- _WHAT YOU ARE ASKED TO DO_
Reproduce the records below exactly as given.
- - -
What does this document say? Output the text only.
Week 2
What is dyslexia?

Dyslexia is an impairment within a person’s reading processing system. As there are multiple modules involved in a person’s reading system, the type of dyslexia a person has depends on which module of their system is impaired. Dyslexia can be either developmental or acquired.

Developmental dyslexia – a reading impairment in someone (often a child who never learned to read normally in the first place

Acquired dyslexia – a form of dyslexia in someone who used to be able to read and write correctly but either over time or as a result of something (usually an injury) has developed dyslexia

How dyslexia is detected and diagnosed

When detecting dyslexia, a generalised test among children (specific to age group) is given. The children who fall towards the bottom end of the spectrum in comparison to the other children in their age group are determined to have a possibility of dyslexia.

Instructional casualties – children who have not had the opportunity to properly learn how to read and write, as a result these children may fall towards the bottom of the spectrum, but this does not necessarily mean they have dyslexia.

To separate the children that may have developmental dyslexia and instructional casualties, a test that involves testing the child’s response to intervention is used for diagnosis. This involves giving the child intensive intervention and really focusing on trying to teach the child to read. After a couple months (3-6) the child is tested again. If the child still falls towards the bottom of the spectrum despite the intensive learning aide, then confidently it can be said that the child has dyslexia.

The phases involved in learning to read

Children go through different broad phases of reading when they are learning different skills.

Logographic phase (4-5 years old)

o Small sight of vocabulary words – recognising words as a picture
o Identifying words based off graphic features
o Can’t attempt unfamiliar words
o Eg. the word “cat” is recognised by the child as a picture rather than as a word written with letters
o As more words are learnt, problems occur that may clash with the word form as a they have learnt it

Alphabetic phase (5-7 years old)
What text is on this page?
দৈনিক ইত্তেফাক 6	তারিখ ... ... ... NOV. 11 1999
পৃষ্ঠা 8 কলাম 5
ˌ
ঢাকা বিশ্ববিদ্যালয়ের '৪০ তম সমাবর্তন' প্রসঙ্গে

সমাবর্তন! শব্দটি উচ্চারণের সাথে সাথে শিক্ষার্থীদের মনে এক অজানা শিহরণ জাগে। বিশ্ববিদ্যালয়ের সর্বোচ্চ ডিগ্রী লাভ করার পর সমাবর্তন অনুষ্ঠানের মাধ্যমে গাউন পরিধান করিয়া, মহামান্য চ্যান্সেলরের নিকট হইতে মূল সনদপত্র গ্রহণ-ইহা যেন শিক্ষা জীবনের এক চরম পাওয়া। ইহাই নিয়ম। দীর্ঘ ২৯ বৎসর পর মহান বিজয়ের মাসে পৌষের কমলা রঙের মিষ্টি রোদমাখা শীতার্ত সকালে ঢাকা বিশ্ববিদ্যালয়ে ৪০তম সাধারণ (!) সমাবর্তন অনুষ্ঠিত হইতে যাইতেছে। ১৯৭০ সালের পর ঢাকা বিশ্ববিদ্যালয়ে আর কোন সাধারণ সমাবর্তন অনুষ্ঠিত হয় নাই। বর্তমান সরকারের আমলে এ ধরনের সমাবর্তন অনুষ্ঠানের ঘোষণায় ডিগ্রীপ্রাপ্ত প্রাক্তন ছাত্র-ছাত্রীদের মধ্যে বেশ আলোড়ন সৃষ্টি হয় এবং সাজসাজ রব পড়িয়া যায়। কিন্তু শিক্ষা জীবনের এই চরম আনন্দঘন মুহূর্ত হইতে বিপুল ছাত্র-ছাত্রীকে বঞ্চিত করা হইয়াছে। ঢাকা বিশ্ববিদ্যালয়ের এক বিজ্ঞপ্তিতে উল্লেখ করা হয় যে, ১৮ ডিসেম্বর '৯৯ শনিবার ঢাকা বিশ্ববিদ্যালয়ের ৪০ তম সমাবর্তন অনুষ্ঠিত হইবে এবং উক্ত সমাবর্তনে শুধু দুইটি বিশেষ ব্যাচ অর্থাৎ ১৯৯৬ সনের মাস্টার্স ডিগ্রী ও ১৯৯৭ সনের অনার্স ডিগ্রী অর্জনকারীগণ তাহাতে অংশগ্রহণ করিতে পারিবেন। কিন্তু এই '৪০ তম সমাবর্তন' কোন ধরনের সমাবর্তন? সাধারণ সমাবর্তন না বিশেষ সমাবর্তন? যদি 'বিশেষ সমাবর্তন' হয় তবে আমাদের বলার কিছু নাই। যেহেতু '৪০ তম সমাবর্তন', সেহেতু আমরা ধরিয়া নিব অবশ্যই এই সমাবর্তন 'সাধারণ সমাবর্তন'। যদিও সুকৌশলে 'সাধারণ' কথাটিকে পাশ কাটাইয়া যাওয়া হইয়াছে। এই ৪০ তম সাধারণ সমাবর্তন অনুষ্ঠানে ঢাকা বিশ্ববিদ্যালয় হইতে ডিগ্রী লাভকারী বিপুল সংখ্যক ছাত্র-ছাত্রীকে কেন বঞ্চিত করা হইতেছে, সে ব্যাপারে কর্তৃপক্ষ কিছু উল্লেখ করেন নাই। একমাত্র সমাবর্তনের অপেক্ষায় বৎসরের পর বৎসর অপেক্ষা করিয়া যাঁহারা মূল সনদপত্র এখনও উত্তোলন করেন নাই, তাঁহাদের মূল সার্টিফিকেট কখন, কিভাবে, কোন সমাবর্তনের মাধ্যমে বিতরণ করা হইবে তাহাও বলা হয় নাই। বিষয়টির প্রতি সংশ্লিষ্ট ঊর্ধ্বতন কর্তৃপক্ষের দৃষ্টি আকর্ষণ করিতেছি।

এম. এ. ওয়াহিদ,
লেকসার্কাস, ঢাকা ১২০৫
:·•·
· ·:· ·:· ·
- - -
- _SOLUTION FOR THIS TASK_
What does this document say? Output the text only.
Week 2
What is dyslexia?

Dyslexia is an impairment within a person’s reading processing system. As there are multiple modules involved in a person’s reading system, the type of dyslexia a person has depends on which module of their system is impaired. Dyslexia can be either developmental or acquired.

Developmental dyslexia – a reading impairment in someone (often a child who never learned to read normally in the first place

Acquired dyslexia – a form of dyslexia in someone who used to be able to read and write correctly but either over time or as a result of something (usually an injury) has developed dyslexia

How dyslexia is detected and diagnosed

When detecting dyslexia, a generalised test among children (specific to age group) is given. The children who fall towards the bottom end of the spectrum in comparison to the other children in their age group are determined to have a possibility of dyslexia.

Instructional casualties – children who have not had the opportunity to properly learn how to read and write, as a result these children may fall towards the bottom of the spectrum, but this does not necessarily mean they have dyslexia.

To separate the children that may have developmental dyslexia and instructional casualties, a test that involves testing the child’s response to intervention is used for diagnosis. This involves giving the child intensive intervention and really focusing on trying to teach the child to read. After a couple months (3-6) the child is tested again. If the child still falls towards the bottom of the spectrum despite the intensive learning aide, then confidently it can be said that the child has dyslexia.

The phases involved in learning to read

Children go through different broad phases of reading when they are learning different skills.

Logographic phase (4-5 years old)

o Small sight of vocabulary words – recognising words as a picture
o Identifying words based off graphic features
o Can’t attempt unfamiliar words
o Eg. the word “cat” is recognised by the child as a picture rather than as a word written with letters
o As more words are learnt, problems occur that may clash with the word form as a they have learnt it

Alphabetic phase (5-7 years old)
What text is on this page?
দৈনিক ইত্তেফাক 6	তারিখ ... ... ... NOV. 11 1999
পৃষ্ঠা 8 কলাম 5
ˌ
ঢাকা বিশ্ববিদ্যালয়ের '৪০ তম সমাবর্তন' প্রসঙ্গে

সমাবর্তন! শব্দটি উচ্চারণের সাথে সাথে শিক্ষার্থীদের মনে এক অজানা শিহরণ জাগে। বিশ্ববিদ্যালয়ের সর্বোচ্চ ডিগ্রী লাভ করার পর সমাবর্তন অনুষ্ঠানের মাধ্যমে গাউন পরিধান করিয়া, মহামান্য চ্যান্সেলরের নিকট হইতে মূল সনদপত্র গ্রহণ-ইহা যেন শিক্ষা জীবনের এক চরম পাওয়া। ইহাই নিয়ম। দীর্ঘ ২৯ বৎসর পর মহান বিজয়ের মাসে পৌষের কমলা রঙের মিষ্টি রোদমাখা শীতার্ত সকালে ঢাকা বিশ্ববিদ্যালয়ে ৪০তম সাধারণ (!) সমাবর্তন অনুষ্ঠিত হইতে যাইতেছে। ১৯৭০ সালের পর ঢাকা বিশ্ববিদ্যালয়ে আর কোন সাধারণ সমাবর্তন অনুষ্ঠিত হয় নাই। বর্তমান সরকারের আমলে এ ধরনের সমাবর্তন অনুষ্ঠানের ঘোষণায় ডিগ্রীপ্রাপ্ত প্রাক্তন ছাত্র-ছাত্রীদের মধ্যে বেশ আলোড়ন সৃষ্টি হয় এবং সাজসাজ রব পড়িয়া যায়। কিন্তু শিক্ষা জীবনের এই চরম আনন্দঘন মুহূর্ত হইতে বিপুল ছাত্র-ছাত্রীকে বঞ্চিত করা হইয়াছে। ঢাকা বিশ্ববিদ্যালয়ের এক বিজ্ঞপ্তিতে উল্লেখ করা হয় যে, ১৮ ডিসেম্বর '৯৯ শনিবার ঢাকা বিশ্ববিদ্যালয়ের ৪০ তম সমাবর্তন অনুষ্ঠিত হইবে এবং উক্ত সমাবর্তনে শুধু দুইটি বিশেষ ব্যাচ অর্থাৎ ১৯৯৬ সনের মাস্টার্স ডিগ্রী ও ১৯৯৭ সনের অনার্স ডিগ্রী অর্জনকারীগণ তাহাতে অংশগ্রহণ করিতে পারিবেন। কিন্তু এই '৪০ তম সমাবর্তন' কোন ধরনের সমাবর্তন? সাধারণ সমাবর্তন না বিশেষ সমাবর্তন? যদি 'বিশেষ সমাবর্তন' হয় তবে আমাদের বলার কিছু নাই। যেহেতু '৪০ তম সমাবর্তন', সেহেতু আমরা ধরিয়া নিব অবশ্যই এই সমাবর্তন 'সাধারণ সমাবর্তন'। যদিও সুকৌশলে 'সাধারণ' কথাটিকে পাশ কাটাইয়া যাওয়া হইয়াছে। এই ৪০ তম সাধারণ সমাবর্তন অনুষ্ঠানে ঢাকা বিশ্ববিদ্যালয় হইতে ডিগ্রী লাভকারী বিপুল সংখ্যক ছাত্র-ছাত্রীকে কেন বঞ্চিত করা হইতেছে, সে ব্যাপারে কর্তৃপক্ষ কিছু উল্লেখ করেন নাই। একমাত্র সমাবর্তনের অপেক্ষায় বৎসরের পর বৎসর অপেক্ষা করিয়া যাঁহারা মূল সনদপত্র এখনও উত্তোলন করেন নাই, তাঁহাদের মূল সার্টিফিকেট কখন, কিভাবে, কোন সমাবর্তনের মাধ্যমে বিতরণ করা হইবে তাহাও বলা হয় নাই। বিষয়টির প্রতি সংশ্লিষ্ট ঊর্ধ্বতন কর্তৃপক্ষের দৃষ্টি আকর্ষণ করিতেছি।

এম. এ. ওয়াহিদ,
লেকসার্কাস, ঢাকা ১২০৫
:·•·
· ·:· ·:· ·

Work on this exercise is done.